Extract all lines from the data beneath that include the word "mivel".

Extracted records
((

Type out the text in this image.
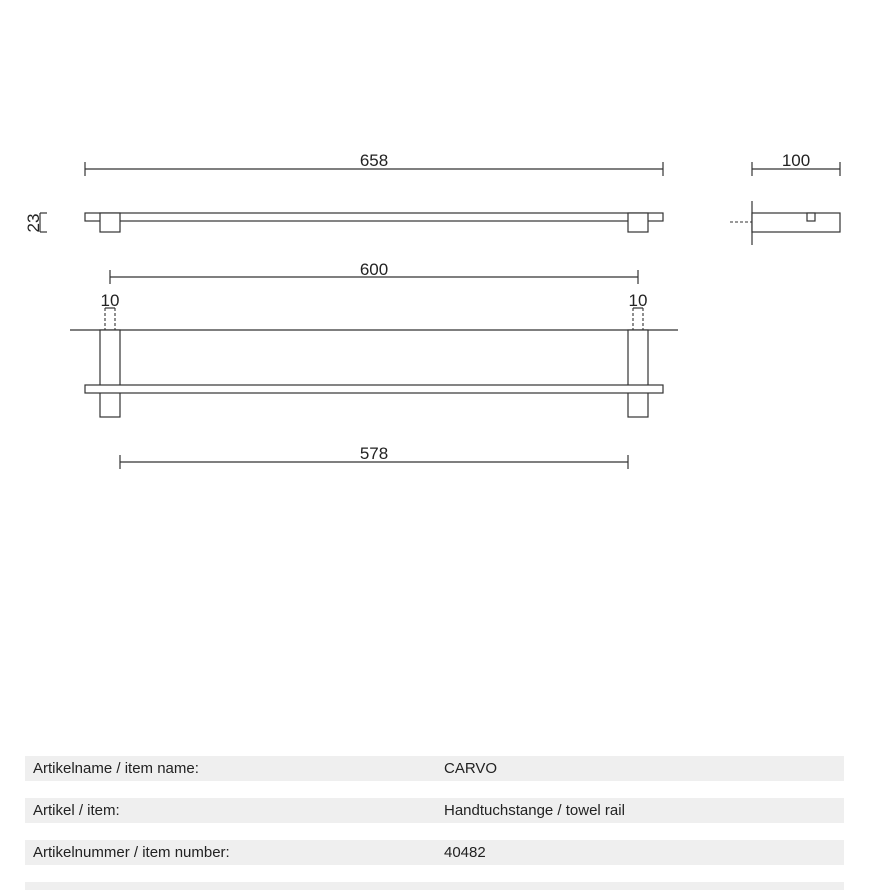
658
23
100
600
10	10
578
Artikelname / item name:	CARVO
Artikel / item:	Handtuchstange / towel rail
Artikelnummer / item number:	40482
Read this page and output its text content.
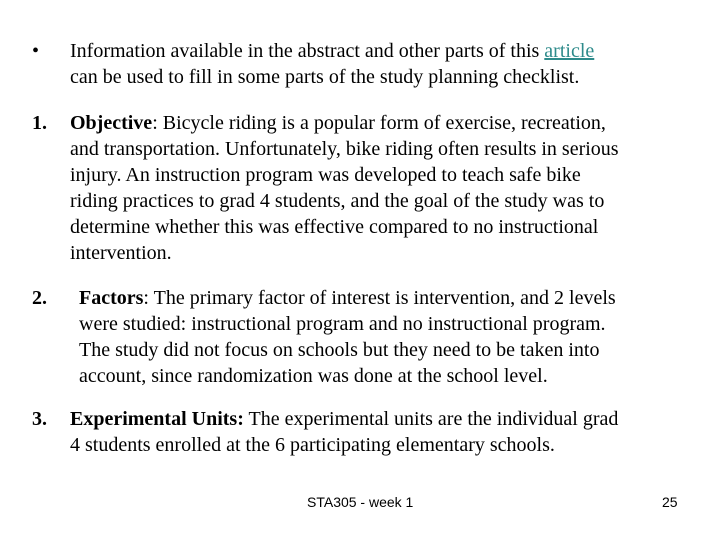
• Information available in the abstract and other parts of this article
can be used to fill in some parts of the study planning checklist.
1. Objective: Bicycle riding is a popular form of exercise, recreation,
and transportation. Unfortunately, bike riding often results in serious
injury. An instruction program was developed to teach safe bike
riding practices to grad 4 students, and the goal of the study was to
determine whether this was effective compared to no instructional
intervention.
2. Factors: The primary factor of interest is intervention, and 2 levels
were studied: instructional program and no instructional program.
The study did not focus on schools but they need to be taken into
account, since randomization was done at the school level.
3. Experimental Units: The experimental units are the individual grad
4 students enrolled at the 6 participating elementary schools.
STA305 - week 1	25
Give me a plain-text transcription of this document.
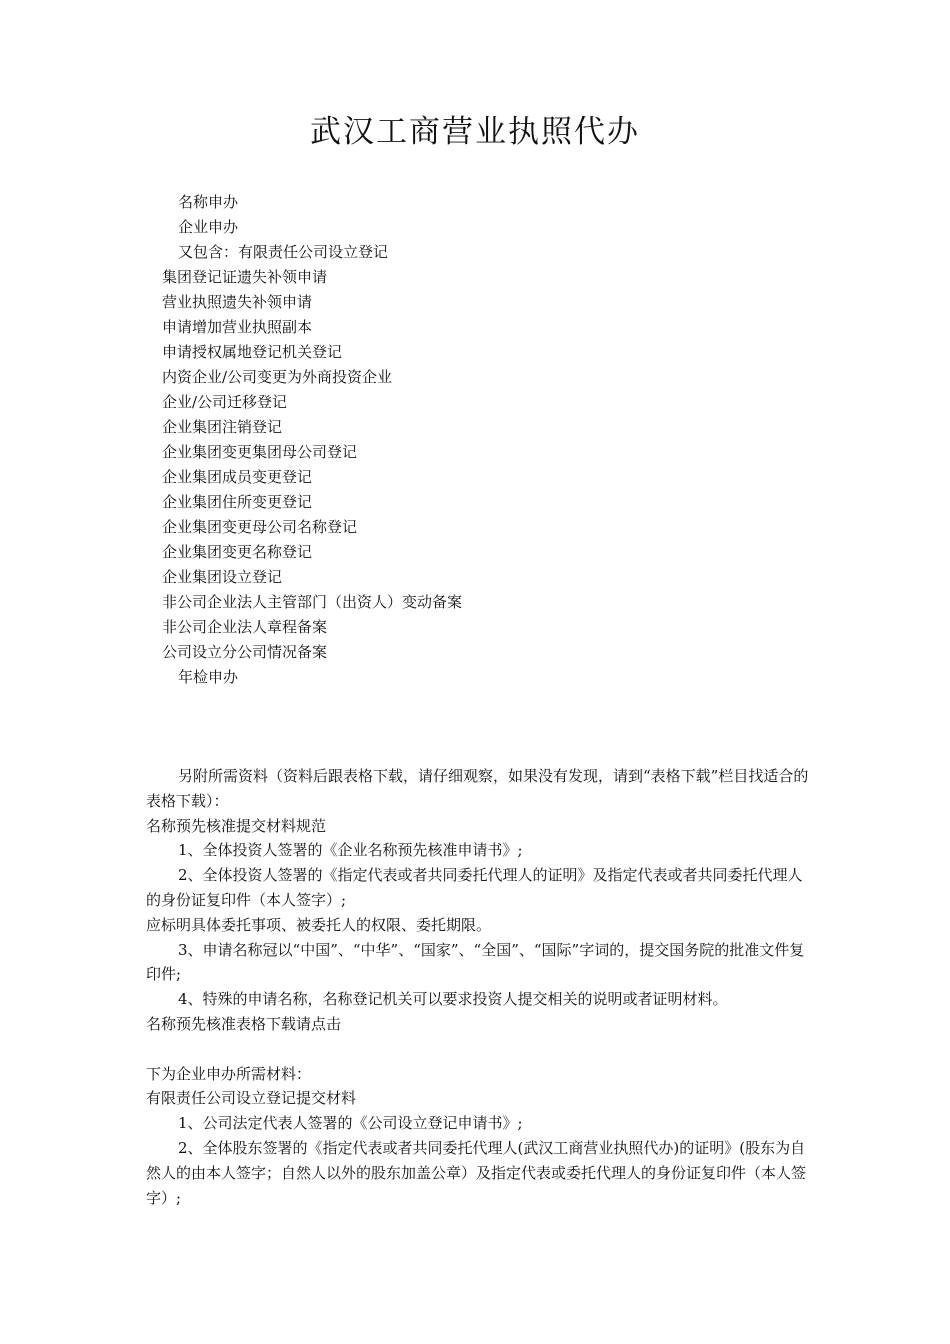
武汉工商营业执照代办
名称申办
企业申办
又包含：有限责任公司设立登记
集团登记证遗失补领申请
营业执照遗失补领申请
申请增加营业执照副本
申请授权属地登记机关登记
内资企业/公司变更为外商投资企业
企业/公司迁移登记
企业集团注销登记
企业集团变更集团母公司登记
企业集团成员变更登记
企业集团住所变更登记
企业集团变更母公司名称登记
企业集团变更名称登记
企业集团设立登记
非公司企业法人主管部门（出资人）变动备案
非公司企业法人章程备案
公司设立分公司情况备案
年检申办
另附所需资料（资料后跟表格下载，请仔细观察，如果没有发现，请到“表格下载”栏目找适合的表格下载）：
名称预先核准提交材料规范
1、全体投资人签署的《企业名称预先核准申请书》;
2、全体投资人签署的《指定代表或者共同委托代理人的证明》及指定代表或者共同委托代理人的身份证复印件（本人签字）;
应标明具体委托事项、被委托人的权限、委托期限。
3、申请名称冠以“中国”、“中华”、“国家”、“全国”、“国际”字词的，提交国务院的批准文件复印件;
4、特殊的申请名称，名称登记机关可以要求投资人提交相关的说明或者证明材料。
名称预先核准表格下载请点击
下为企业申办所需材料：
有限责任公司设立登记提交材料
1、公司法定代表人签署的《公司设立登记申请书》;
2、全体股东签署的《指定代表或者共同委托代理人(武汉工商营业执照代办)的证明》(股东为自然人的由本人签字；自然人以外的股东加盖公章）及指定代表或委托代理人的身份证复印件（本人签字）;
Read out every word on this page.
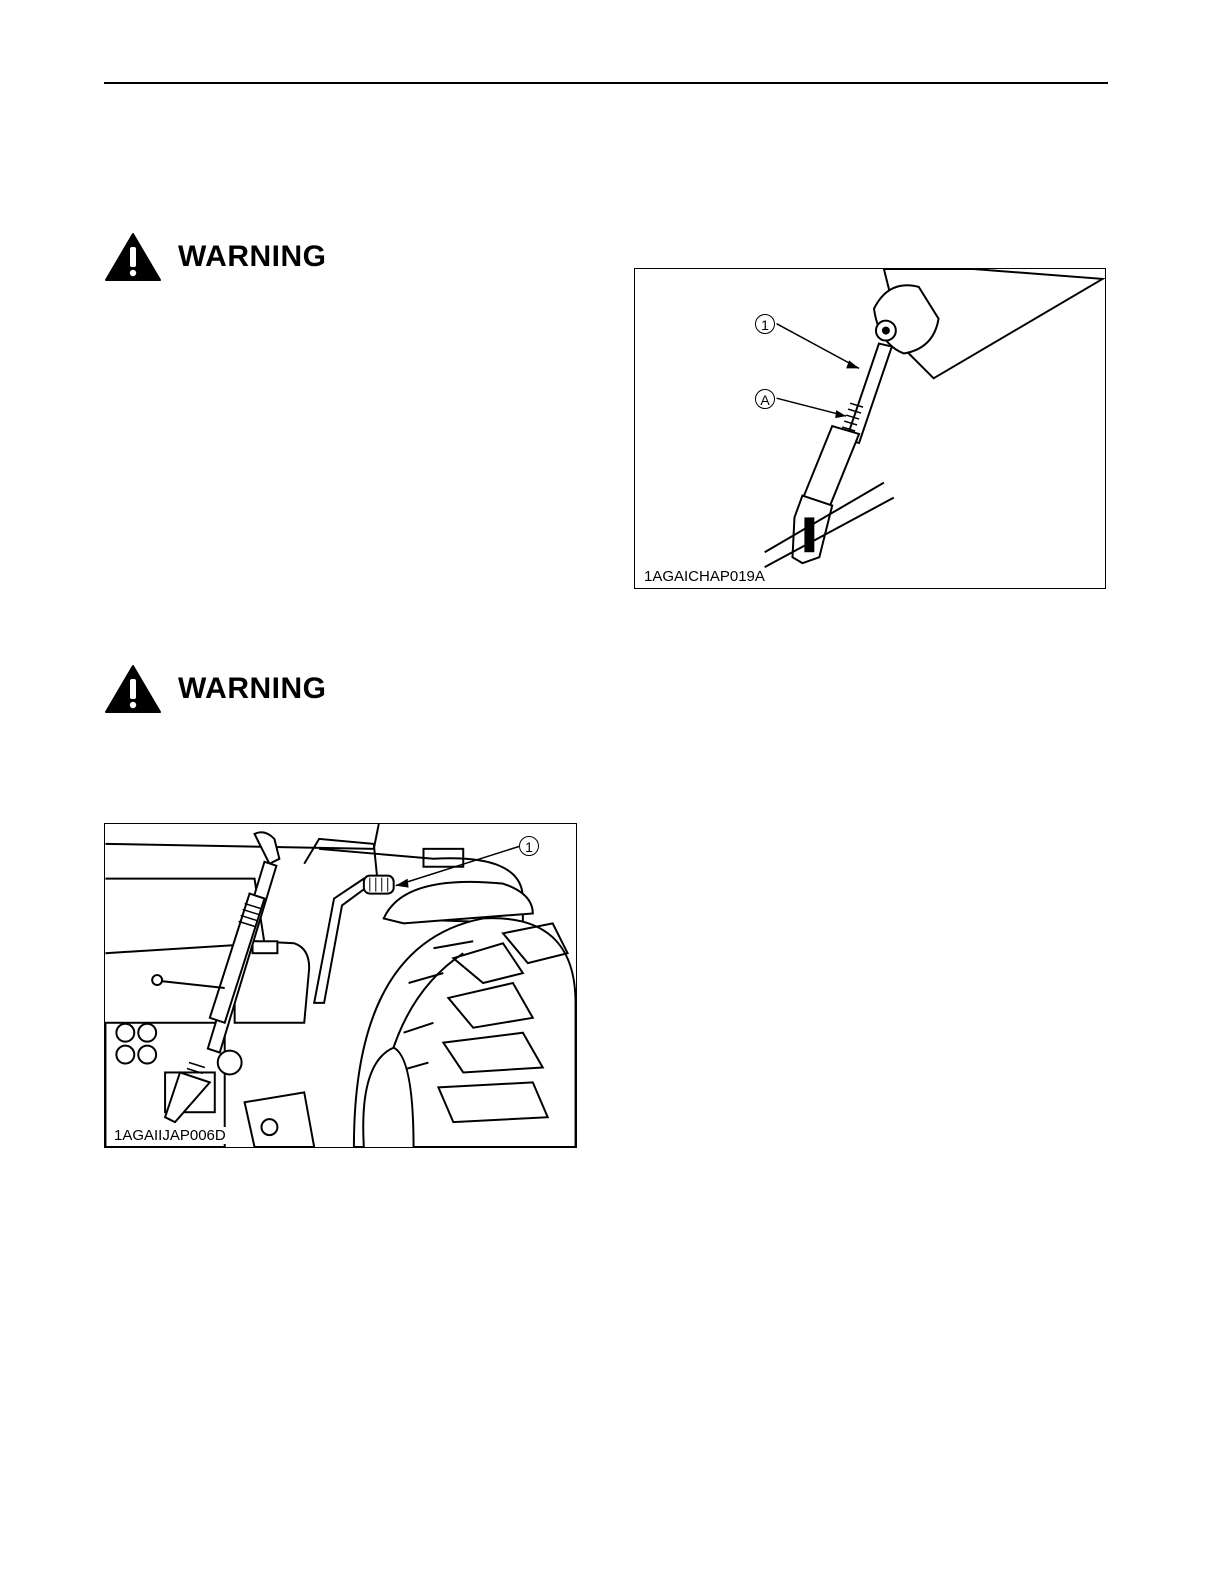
WARNING
WARNING
1
A
1AGAICHAP019A
1
1AGAIIJAP006D
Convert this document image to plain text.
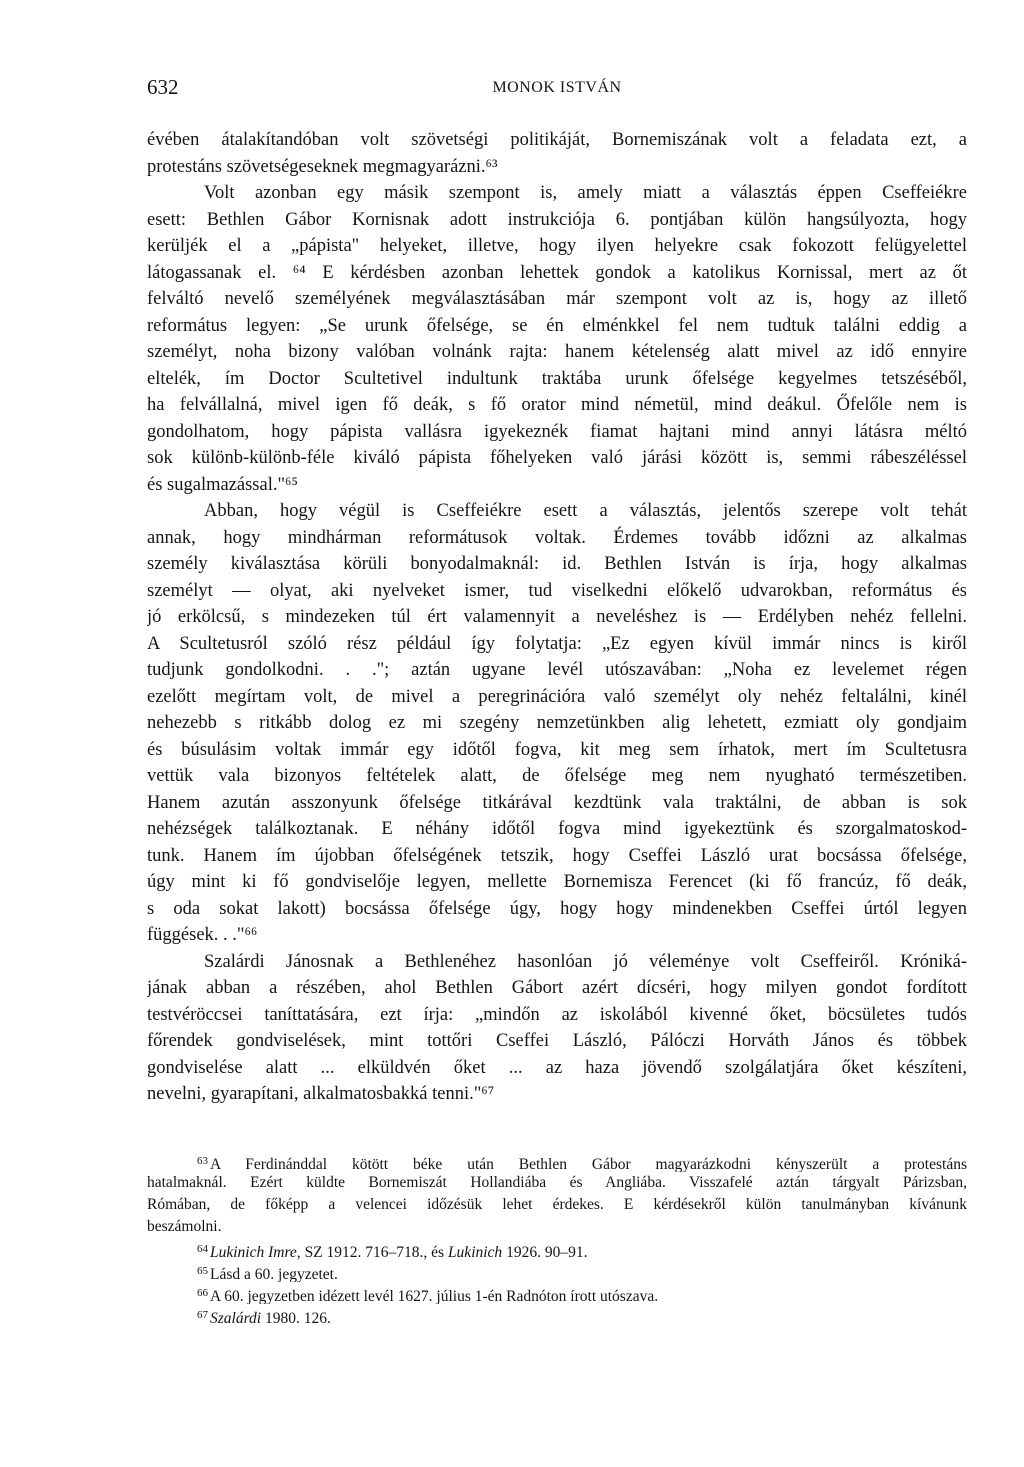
632	MONOK ISTVÁN
évében átalakítandóban volt szövetségi politikáját, Bornemiszának volt a feladata ezt, a
protestáns szövetségeseknek megmagyarázni.⁶³
Volt azonban egy másik szempont is, amely miatt a választás éppen Cseffeiékre
esett: Bethlen Gábor Kornisnak adott instrukciója 6. pontjában külön hangsúlyozta, hogy
kerüljék el a „pápista" helyeket, illetve, hogy ilyen helyekre csak fokozott felügyelettel
látogassanak el. ⁶⁴ E kérdésben azonban lehettek gondok a katolikus Kornissal, mert az őt
felváltó nevelő személyének megválasztásában már szempont volt az is, hogy az illető
református legyen: „Se urunk őfelsége, se én elménkkel fel nem tudtuk találni eddig a
személyt, noha bizony valóban volnánk rajta: hanem kételenség alatt mivel az idő ennyire
eltelék, ím Doctor Scultetivel indultunk traktába urunk őfelsége kegyelmes tetszéséből,
ha felvállalná, mivel igen fő deák, s fő orator mind németül, mind deákul. Őfelőle nem is
gondolhatom, hogy pápista vallásra igyekeznék fiamat hajtani mind annyi látásra méltó
sok különb-különb-féle kiváló pápista főhelyeken való járási között is, semmi rábeszéléssel
és sugalmazással."⁶⁵
Abban, hogy végül is Cseffeiékre esett a választás, jelentős szerepe volt tehát
annak, hogy mindhárman reformátusok voltak. Érdemes tovább időzni az alkalmas
személy kiválasztása körüli bonyodalmaknál: id. Bethlen István is írja, hogy alkalmas
személyt — olyat, aki nyelveket ismer, tud viselkedni előkelő udvarokban, református és
jó erkölcsű, s mindezeken túl ért valamennyit a neveléshez is — Erdélyben nehéz fellelni.
A Scultetusról szóló rész például így folytatja: „Ez egyen kívül immár nincs is kiről
tudjunk gondolkodni. . ."; aztán ugyane levél utószavában: „Noha ez levelemet régen
ezelőtt megírtam volt, de mivel a peregrinációra való személyt oly nehéz feltalálni, kinél
nehezebb s ritkább dolog ez mi szegény nemzetünkben alig lehetett, ezmiatt oly gondjaim
és búsulásim voltak immár egy időtől fogva, kit meg sem írhatok, mert ím Scultetusra
vettük vala bizonyos feltételek alatt, de őfelsége meg nem nyugható természetiben.
Hanem azután asszonyunk őfelsége titkárával kezdtünk vala traktálni, de abban is sok
nehézségek találkoztanak. E néhány időtől fogva mind igyekeztünk és szorgalmatoskod-
tunk. Hanem ím újobban őfelségének tetszik, hogy Cseffei László urat bocsássa őfelsége,
úgy mint ki fő gondviselője legyen, mellette Bornemisza Ferencet (ki fő francúz, fő deák,
s oda sokat lakott) bocsássa őfelsége úgy, hogy hogy mindenekben Cseffei úrtól legyen
függések. . ."⁶⁶
Szalárdi Jánosnak a Bethlenéhez hasonlóan jó véleménye volt Cseffeiről. Króniká-
jának abban a részében, ahol Bethlen Gábort azért dícséri, hogy milyen gondot fordított
testvéröccsei taníttatására, ezt írja: „mindőn az iskolából kivenné őket, böcsületes tudós
főrendek gondviselések, mint tottőri Cseffei László, Pálóczi Horváth János és többek
gondviselése alatt ... elküldvén őket ... az haza jövendő szolgálatjára őket készíteni,
nevelni, gyarapítani, alkalmatosbakká tenni."⁶⁷
$^{63}$ A Ferdinánddal kötött béke után Bethlen Gábor magyarázkodni kényszerült a protestáns
hatalmaknál. Ezért küldte Bornemiszát Hollandiába és Angliába. Visszafelé aztán tárgyalt Párizsban,
Rómában, de főképp a velencei időzésük lehet érdekes. E kérdésekről külön tanulmányban kívánunk
beszámolni.
$^{64}$ Lukinich Imre, SZ 1912. 716–718., és Lukinich 1926. 90–91.
$^{65}$ Lásd a 60. jegyzetet.
$^{66}$ A 60. jegyzetben idézett levél 1627. július 1-én Radnóton írott utószava.
$^{67}$ Szalárdi 1980. 126.
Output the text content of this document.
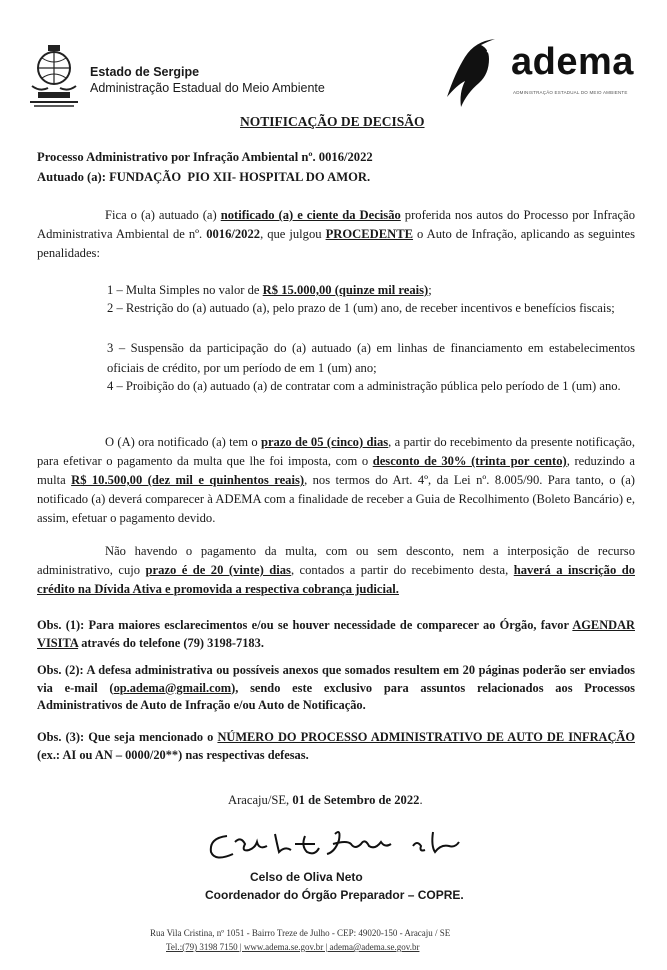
Estado de Sergipe
Administração Estadual do Meio Ambiente
adema
ADMINISTRAÇÃO ESTADUAL DO MEIO AMBIENTE
NOTIFICAÇÃO DE DECISÃO
Processo Administrativo por Infração Ambiental nº. 0016/2022
Autuado (a): FUNDAÇÃO  PIO XII- HOSPITAL DO AMOR.

Fica o (a) autuado (a) notificado (a) e ciente da Decisão proferida nos autos do Processo por Infração Administrativa Ambiental de nº. 0016/2022, que julgou PROCEDENTE o Auto de Infração, aplicando as seguintes penalidades:

1 – Multa Simples no valor de R$ 15.000,00 (quinze mil reais);

2 – Restrição do (a) autuado (a), pelo prazo de 1 (um) ano, de receber incentivos e benefícios fiscais;

3 – Suspensão da participação do (a) autuado (a) em linhas de financiamento em estabelecimentos oficiais de crédito, por um período de em 1 (um) ano;

4 – Proibição do (a) autuado (a) de contratar com a administração pública pelo período de 1 (um) ano.

O (A) ora notificado (a) tem o prazo de 05 (cinco) dias, a partir do recebimento da presente notificação, para efetivar o pagamento da multa que lhe foi imposta, com o desconto de 30% (trinta por cento), reduzindo a multa R$ 10.500,00 (dez mil e quinhentos reais), nos termos do Art. 4º, da Lei nº. 8.005/90. Para tanto, o (a) notificado (a) deverá comparecer à ADEMA com a finalidade de receber a Guia de Recolhimento (Boleto Bancário) e, assim, efetuar o pagamento devido.

Não havendo o pagamento da multa, com ou sem desconto, nem a interposição de recurso administrativo, cujo prazo é de 20 (vinte) dias, contados a partir do recebimento desta, haverá a inscrição do crédito na Dívida Ativa e promovida a respectiva cobrança judicial.

Obs. (1): Para maiores esclarecimentos e/ou se houver necessidade de comparecer ao Órgão, favor AGENDAR VISITA através do telefone (79) 3198-7183.

Obs. (2): A defesa administrativa ou possíveis anexos que somados resultem em 20 páginas poderão ser enviados via e-mail (op.adema@gmail.com), sendo este exclusivo para assuntos relacionados aos Processos Administrativos de Auto de Infração e/ou Auto de Notificação.

Obs. (3): Que seja mencionado o NÚMERO DO PROCESSO ADMINISTRATIVO DE AUTO DE INFRAÇÃO (ex.: AI ou AN – 0000/20**) nas respectivas defesas.

Aracaju/SE, 01 de Setembro de 2022.
Celso de Oliva Neto
Coordenador do Órgão Preparador – COPRE.
Rua Vila Cristina, nº 1051 - Bairro Treze de Julho - CEP: 49020-150 - Aracaju / SE
Tel.:(79) 3198 7150 | www.adema.se.gov.br | adema@adema.se.gov.br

))

The reply
személyt, noha bizony valóban volnánk rajta: hanem kételenség alatt mivel az idő ennyire
ha felvállalná, mivel igen fő deák, s fő orator mind németül, mind deákul. Őfelőle nem is
ezelőtt megírtam volt, de mivel a peregrinációra való személyt oly nehéz feltalálni, kinél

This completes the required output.